- Brief -
Reproduce the records. Keep every word exact and include no images.

BEGIN Exercise data

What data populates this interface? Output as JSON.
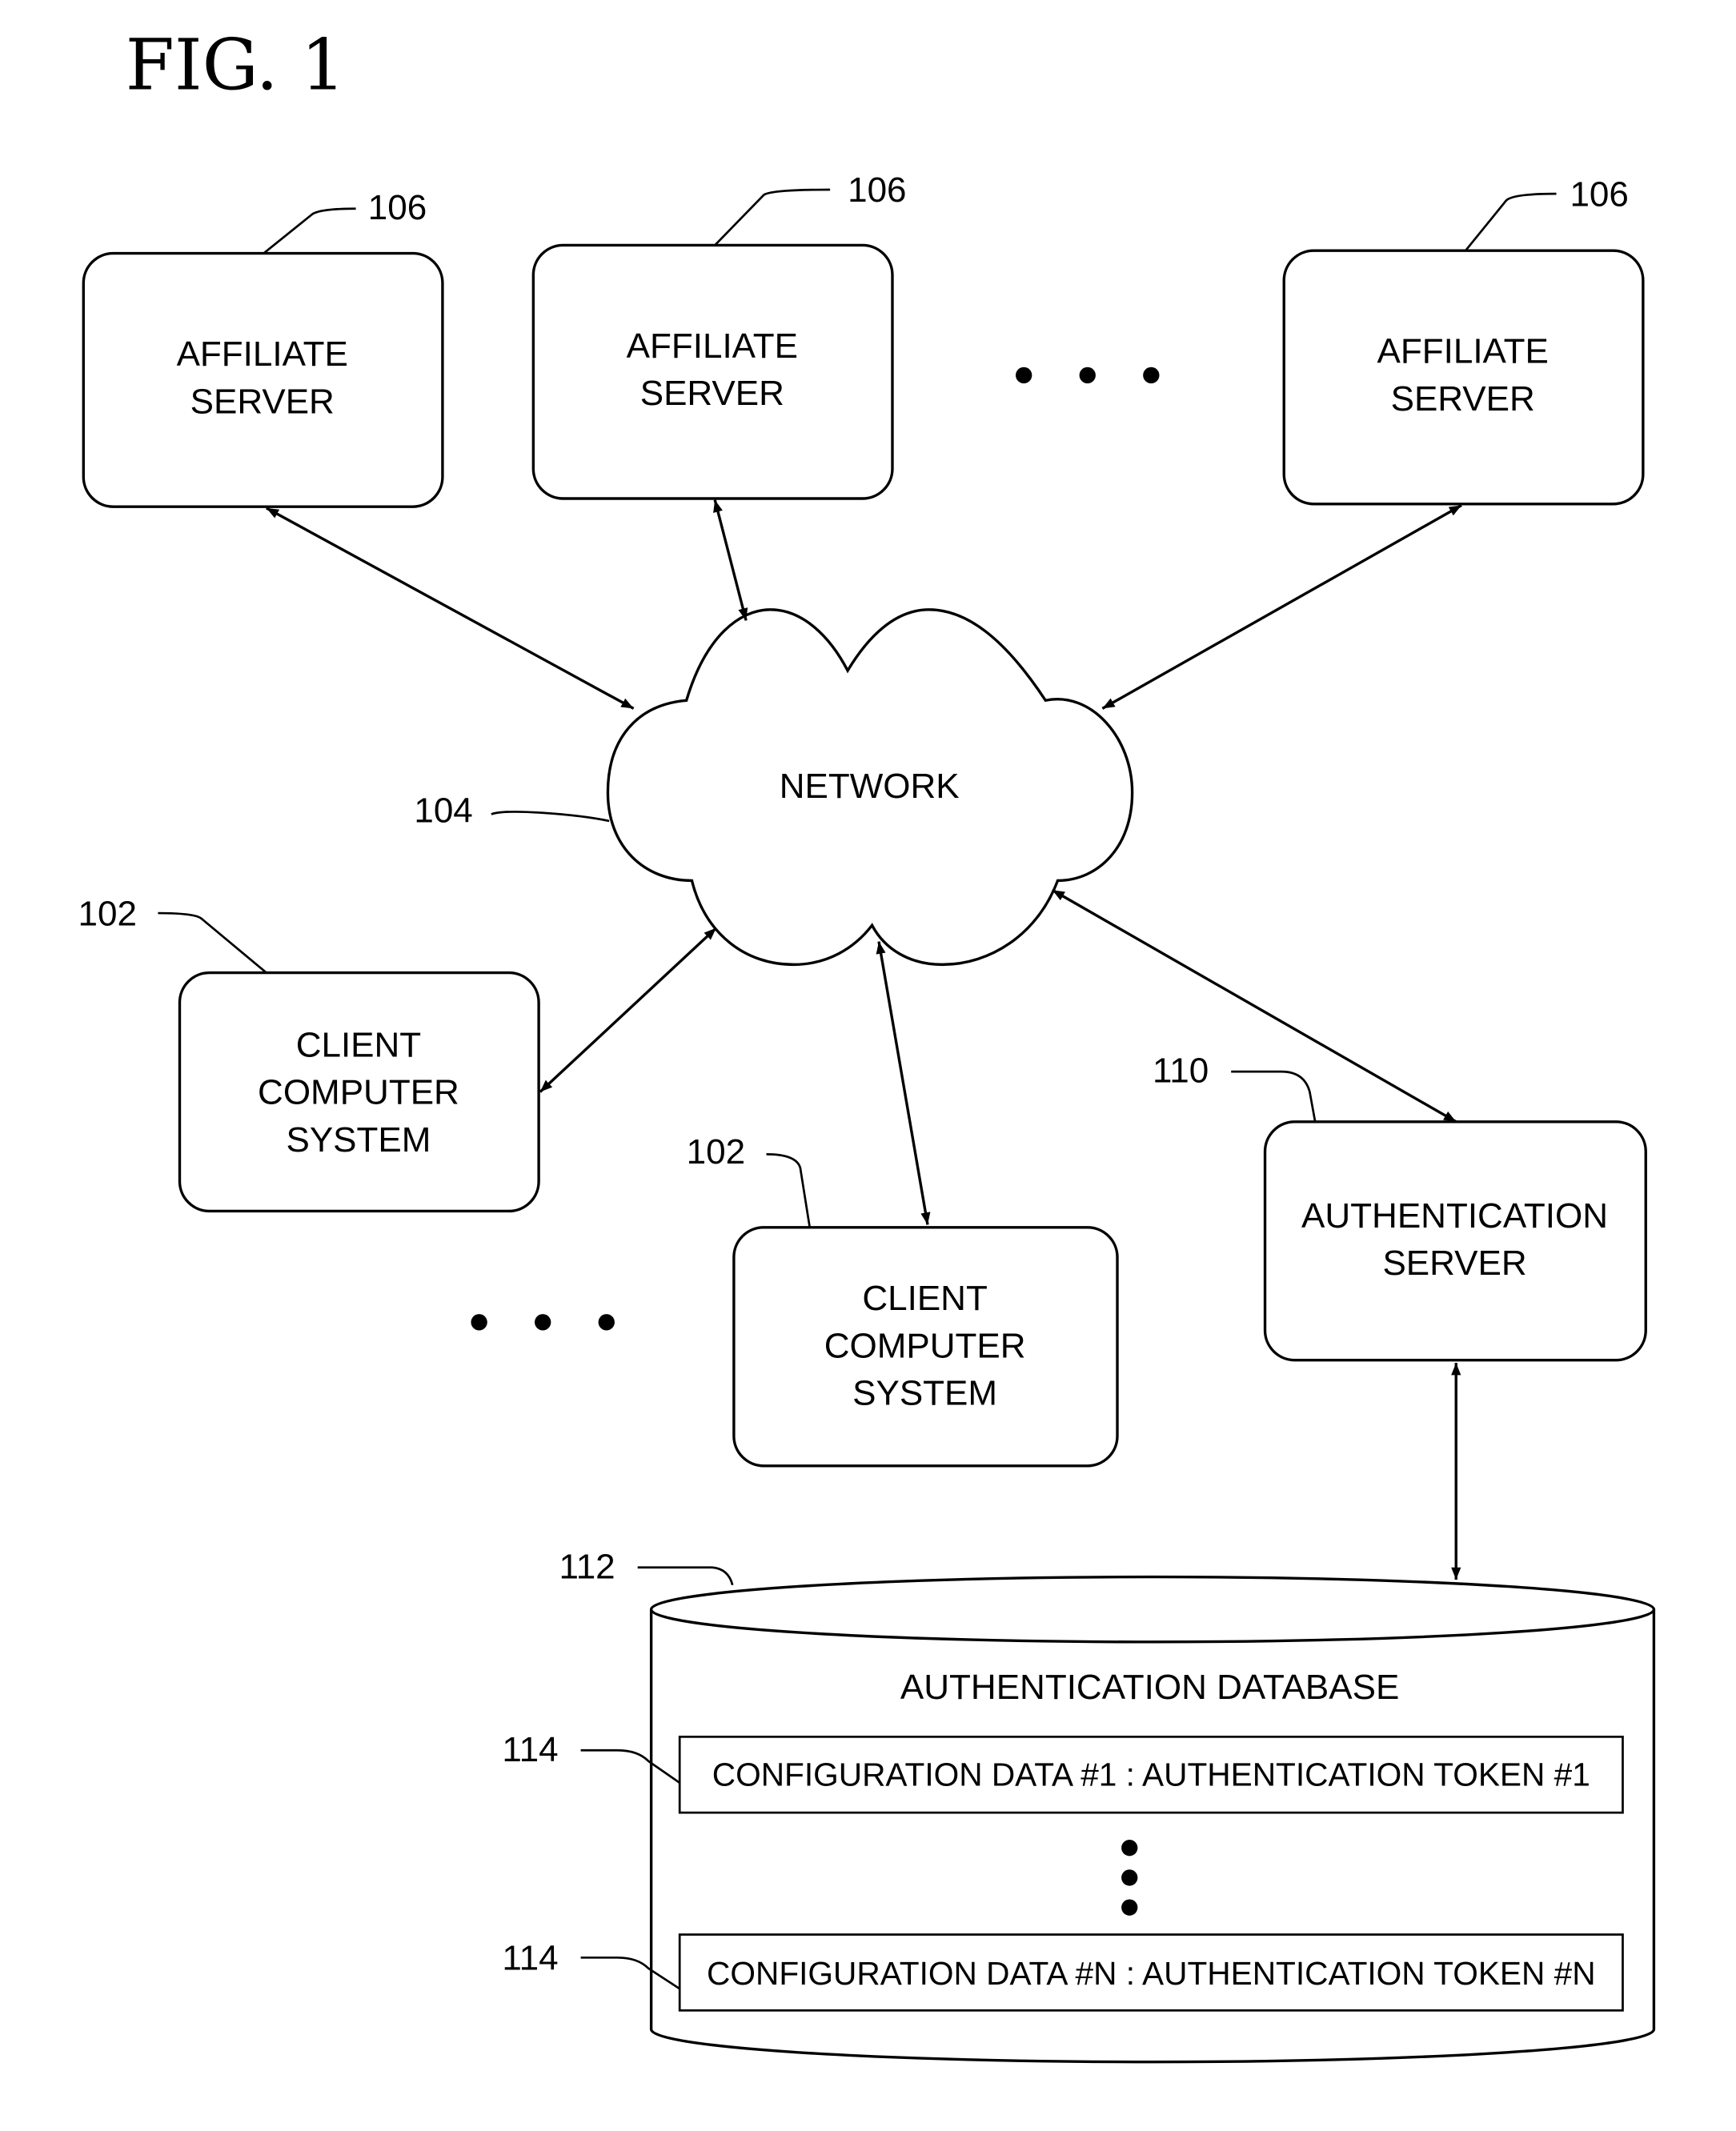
{
  "figure": {
    "title": "FIG. 1"
  },
  "affiliate_servers": [
    {
      "ref": "106",
      "lines": [
        "AFFILIATE",
        "SERVER"
      ]
    },
    {
      "ref": "106",
      "lines": [
        "AFFILIATE",
        "SERVER"
      ]
    },
    {
      "ref": "106",
      "lines": [
        "AFFILIATE",
        "SERVER"
      ]
    }
  ],
  "network": {
    "ref": "104",
    "label": "NETWORK"
  },
  "client_systems": [
    {
      "ref": "102",
      "lines": [
        "CLIENT",
        "COMPUTER",
        "SYSTEM"
      ]
    },
    {
      "ref": "102",
      "lines": [
        "CLIENT",
        "COMPUTER",
        "SYSTEM"
      ]
    }
  ],
  "auth_server": {
    "ref": "110",
    "lines": [
      "AUTHENTICATION",
      "SERVER"
    ]
  },
  "auth_database": {
    "ref": "112",
    "label": "AUTHENTICATION DATABASE",
    "records": [
      {
        "ref": "114",
        "text": "CONFIGURATION DATA #1 : AUTHENTICATION TOKEN #1"
      },
      {
        "ref": "114",
        "text": "CONFIGURATION DATA #N : AUTHENTICATION TOKEN #N"
      }
    ]
  },
  "colors": {
    "ink": "#000000",
    "paper": "#ffffff"
  }
}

END Exercise data

- Exercise answer -
What data populates this interface? Output as JSON.
{
  "figure": {
    "title": "FIG. 1"
  },
  "affiliate_servers": [
    {
      "ref": "106",
      "lines": [
        "AFFILIATE",
        "SERVER"
      ]
    },
    {
      "ref": "106",
      "lines": [
        "AFFILIATE",
        "SERVER"
      ]
    },
    {
      "ref": "106",
      "lines": [
        "AFFILIATE",
        "SERVER"
      ]
    }
  ],
  "network": {
    "ref": "104",
    "label": "NETWORK"
  },
  "client_systems": [
    {
      "ref": "102",
      "lines": [
        "CLIENT",
        "COMPUTER",
        "SYSTEM"
      ]
    },
    {
      "ref": "102",
      "lines": [
        "CLIENT",
        "COMPUTER",
        "SYSTEM"
      ]
    }
  ],
  "auth_server": {
    "ref": "110",
    "lines": [
      "AUTHENTICATION",
      "SERVER"
    ]
  },
  "auth_database": {
    "ref": "112",
    "label": "AUTHENTICATION DATABASE",
    "records": [
      {
        "ref": "114",
        "text": "CONFIGURATION DATA #1 : AUTHENTICATION TOKEN #1"
      },
      {
        "ref": "114",
        "text": "CONFIGURATION DATA #N : AUTHENTICATION TOKEN #N"
      }
    ]
  },
  "colors": {
    "ink": "#000000",
    "paper": "#ffffff"
  }
}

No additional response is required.